#### DATASET CONTENT:
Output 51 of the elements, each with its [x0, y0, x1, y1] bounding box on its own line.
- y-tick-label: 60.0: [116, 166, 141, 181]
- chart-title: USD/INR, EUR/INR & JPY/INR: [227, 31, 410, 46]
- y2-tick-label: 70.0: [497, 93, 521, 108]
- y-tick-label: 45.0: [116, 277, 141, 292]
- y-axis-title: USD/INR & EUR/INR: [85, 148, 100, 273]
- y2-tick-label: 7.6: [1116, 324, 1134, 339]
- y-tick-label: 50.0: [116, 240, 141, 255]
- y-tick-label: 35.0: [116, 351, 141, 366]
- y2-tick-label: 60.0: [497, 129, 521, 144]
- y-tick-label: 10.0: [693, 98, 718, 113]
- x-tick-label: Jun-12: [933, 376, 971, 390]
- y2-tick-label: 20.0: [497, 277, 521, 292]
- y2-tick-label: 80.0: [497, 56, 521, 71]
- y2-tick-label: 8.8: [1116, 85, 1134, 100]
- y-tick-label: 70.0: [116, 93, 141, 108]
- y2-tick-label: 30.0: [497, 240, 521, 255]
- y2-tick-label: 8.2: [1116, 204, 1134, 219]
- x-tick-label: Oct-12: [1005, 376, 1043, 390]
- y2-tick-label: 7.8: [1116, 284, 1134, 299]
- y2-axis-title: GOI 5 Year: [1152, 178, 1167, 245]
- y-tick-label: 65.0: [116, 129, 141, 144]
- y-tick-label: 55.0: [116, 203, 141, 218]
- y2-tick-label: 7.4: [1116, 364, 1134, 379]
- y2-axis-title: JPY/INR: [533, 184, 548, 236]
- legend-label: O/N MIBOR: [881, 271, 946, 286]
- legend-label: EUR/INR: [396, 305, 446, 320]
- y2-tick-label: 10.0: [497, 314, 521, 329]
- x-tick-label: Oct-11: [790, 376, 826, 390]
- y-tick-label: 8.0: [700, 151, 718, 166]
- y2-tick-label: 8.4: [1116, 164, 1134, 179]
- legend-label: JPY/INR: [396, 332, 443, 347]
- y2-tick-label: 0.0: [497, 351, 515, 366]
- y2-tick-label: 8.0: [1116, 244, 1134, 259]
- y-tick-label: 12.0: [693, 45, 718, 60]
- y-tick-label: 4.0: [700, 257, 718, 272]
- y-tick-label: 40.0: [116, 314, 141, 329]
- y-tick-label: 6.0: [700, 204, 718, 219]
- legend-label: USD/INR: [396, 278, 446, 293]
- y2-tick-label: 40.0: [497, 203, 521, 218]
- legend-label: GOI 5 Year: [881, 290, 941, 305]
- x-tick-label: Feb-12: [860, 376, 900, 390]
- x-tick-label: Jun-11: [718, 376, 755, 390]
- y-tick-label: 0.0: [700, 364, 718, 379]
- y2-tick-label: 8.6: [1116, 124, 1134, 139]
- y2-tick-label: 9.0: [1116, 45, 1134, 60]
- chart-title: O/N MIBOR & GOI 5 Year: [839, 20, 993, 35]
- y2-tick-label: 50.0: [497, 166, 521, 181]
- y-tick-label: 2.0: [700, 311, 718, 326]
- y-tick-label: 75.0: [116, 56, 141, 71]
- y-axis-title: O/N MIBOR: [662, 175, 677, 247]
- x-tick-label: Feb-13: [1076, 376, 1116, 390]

#### AIM:
Please reproduce every item above line for line, without changing a single character.

#### SOLUTION FOR THIS TASK:
Output 51 of the elements, each with its [x0, y0, x1, y1] bounding box on its own line.
- y-tick-label: 60.0: [116, 166, 141, 181]
- chart-title: USD/INR, EUR/INR & JPY/INR: [227, 31, 410, 46]
- y2-tick-label: 70.0: [497, 93, 521, 108]
- y-tick-label: 45.0: [116, 277, 141, 292]
- y-axis-title: USD/INR & EUR/INR: [85, 148, 100, 273]
- y2-tick-label: 7.6: [1116, 324, 1134, 339]
- y-tick-label: 50.0: [116, 240, 141, 255]
- y-tick-label: 35.0: [116, 351, 141, 366]
- y2-tick-label: 60.0: [497, 129, 521, 144]
- y-tick-label: 10.0: [693, 98, 718, 113]
- x-tick-label: Jun-12: [933, 376, 971, 390]
- y2-tick-label: 20.0: [497, 277, 521, 292]
- y2-tick-label: 80.0: [497, 56, 521, 71]
- y2-tick-label: 8.8: [1116, 85, 1134, 100]
- y-tick-label: 70.0: [116, 93, 141, 108]
- y2-tick-label: 30.0: [497, 240, 521, 255]
- y2-tick-label: 8.2: [1116, 204, 1134, 219]
- x-tick-label: Oct-12: [1005, 376, 1043, 390]
- y2-tick-label: 7.8: [1116, 284, 1134, 299]
- y2-axis-title: GOI 5 Year: [1152, 178, 1167, 245]
- y-tick-label: 65.0: [116, 129, 141, 144]
- y-tick-label: 55.0: [116, 203, 141, 218]
- y2-tick-label: 7.4: [1116, 364, 1134, 379]
- y2-axis-title: JPY/INR: [533, 184, 548, 236]
- legend-label: O/N MIBOR: [881, 271, 946, 286]
- legend-label: EUR/INR: [396, 305, 446, 320]
- y2-tick-label: 10.0: [497, 314, 521, 329]
- x-tick-label: Oct-11: [790, 376, 826, 390]
- y-tick-label: 8.0: [700, 151, 718, 166]
- y2-tick-label: 8.4: [1116, 164, 1134, 179]
- legend-label: JPY/INR: [396, 332, 443, 347]
- y2-tick-label: 0.0: [497, 351, 515, 366]
- y2-tick-label: 8.0: [1116, 244, 1134, 259]
- y-tick-label: 12.0: [693, 45, 718, 60]
- y-tick-label: 4.0: [700, 257, 718, 272]
- y-tick-label: 40.0: [116, 314, 141, 329]
- y-tick-label: 6.0: [700, 204, 718, 219]
- legend-label: USD/INR: [396, 278, 446, 293]
- y2-tick-label: 40.0: [497, 203, 521, 218]
- legend-label: GOI 5 Year: [881, 290, 941, 305]
- x-tick-label: Feb-12: [860, 376, 900, 390]
- x-tick-label: Jun-11: [718, 376, 755, 390]
- y-tick-label: 0.0: [700, 364, 718, 379]
- y2-tick-label: 8.6: [1116, 124, 1134, 139]
- y2-tick-label: 9.0: [1116, 45, 1134, 60]
- chart-title: O/N MIBOR & GOI 5 Year: [839, 20, 993, 35]
- y2-tick-label: 50.0: [497, 166, 521, 181]
- y-tick-label: 2.0: [700, 311, 718, 326]
- y-tick-label: 75.0: [116, 56, 141, 71]
- y-axis-title: O/N MIBOR: [662, 175, 677, 247]
- x-tick-label: Feb-13: [1076, 376, 1116, 390]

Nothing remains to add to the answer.